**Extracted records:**
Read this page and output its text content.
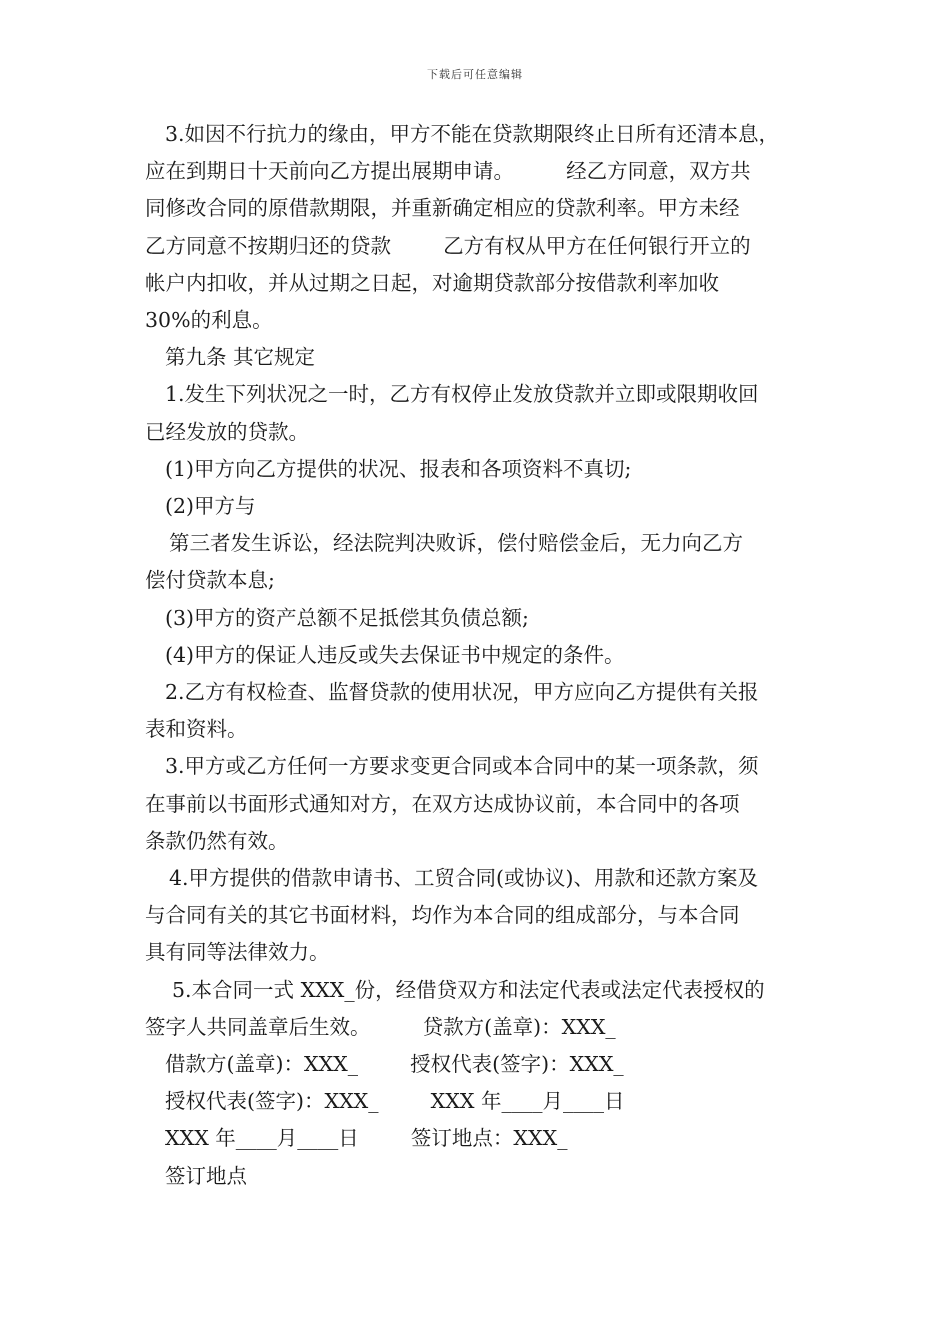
下载后可任意编辑
3.如因不行抗力的缘由，甲方不能在贷款期限终止日所有还清本息，
应在到期日十天前向乙方提出展期申请。        经乙方同意，双方共
同修改合同的原借款期限，并重新确定相应的贷款利率。甲方未经
乙方同意不按期归还的贷款        乙方有权从甲方在任何银行开立的
帐户内扣收，并从过期之日起，对逾期贷款部分按借款利率加收
30%的利息。
第九条 其它规定
1.发生下列状况之一时，乙方有权停止发放贷款并立即或限期收回
已经发放的贷款。
(1)甲方向乙方提供的状况、报表和各项资料不真切;
(2)甲方与
第三者发生诉讼，经法院判决败诉，偿付赔偿金后，无力向乙方
偿付贷款本息;
(3)甲方的资产总额不足抵偿其负债总额;
(4)甲方的保证人违反或失去保证书中规定的条件。
2.乙方有权检查、监督贷款的使用状况，甲方应向乙方提供有关报
表和资料。
3.甲方或乙方任何一方要求变更合同或本合同中的某一项条款，须
在事前以书面形式通知对方，在双方达成协议前，本合同中的各项
条款仍然有效。
4.甲方提供的借款申请书、工贸合同(或协议)、用款和还款方案及
与合同有关的其它书面材料，均作为本合同的组成部分，与本合同
具有同等法律效力。
5.本合同一式 XXX_份，经借贷双方和法定代表或法定代表授权的
签字人共同盖章后生效。        贷款方(盖章)：XXX_
借款方(盖章)：XXX_        授权代表(签字)：XXX_
授权代表(签字)：XXX_        XXX 年____月____日
XXX 年____月____日        签订地点：XXX_
签订地点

**Challenge:**
All of the records above must be copied exactly, except for the pictures.

**The output:**
Read this page and output its text content.
下载后可任意编辑
3.如因不行抗力的缘由，甲方不能在贷款期限终止日所有还清本息，
应在到期日十天前向乙方提出展期申请。        经乙方同意，双方共
同修改合同的原借款期限，并重新确定相应的贷款利率。甲方未经
乙方同意不按期归还的贷款        乙方有权从甲方在任何银行开立的
帐户内扣收，并从过期之日起，对逾期贷款部分按借款利率加收
30%的利息。
第九条 其它规定
1.发生下列状况之一时，乙方有权停止发放贷款并立即或限期收回
已经发放的贷款。
(1)甲方向乙方提供的状况、报表和各项资料不真切;
(2)甲方与
第三者发生诉讼，经法院判决败诉，偿付赔偿金后，无力向乙方
偿付贷款本息;
(3)甲方的资产总额不足抵偿其负债总额;
(4)甲方的保证人违反或失去保证书中规定的条件。
2.乙方有权检查、监督贷款的使用状况，甲方应向乙方提供有关报
表和资料。
3.甲方或乙方任何一方要求变更合同或本合同中的某一项条款，须
在事前以书面形式通知对方，在双方达成协议前，本合同中的各项
条款仍然有效。
4.甲方提供的借款申请书、工贸合同(或协议)、用款和还款方案及
与合同有关的其它书面材料，均作为本合同的组成部分，与本合同
具有同等法律效力。
5.本合同一式 XXX_份，经借贷双方和法定代表或法定代表授权的
签字人共同盖章后生效。        贷款方(盖章)：XXX_
借款方(盖章)：XXX_        授权代表(签字)：XXX_
授权代表(签字)：XXX_        XXX 年____月____日
XXX 年____月____日        签订地点：XXX_
签订地点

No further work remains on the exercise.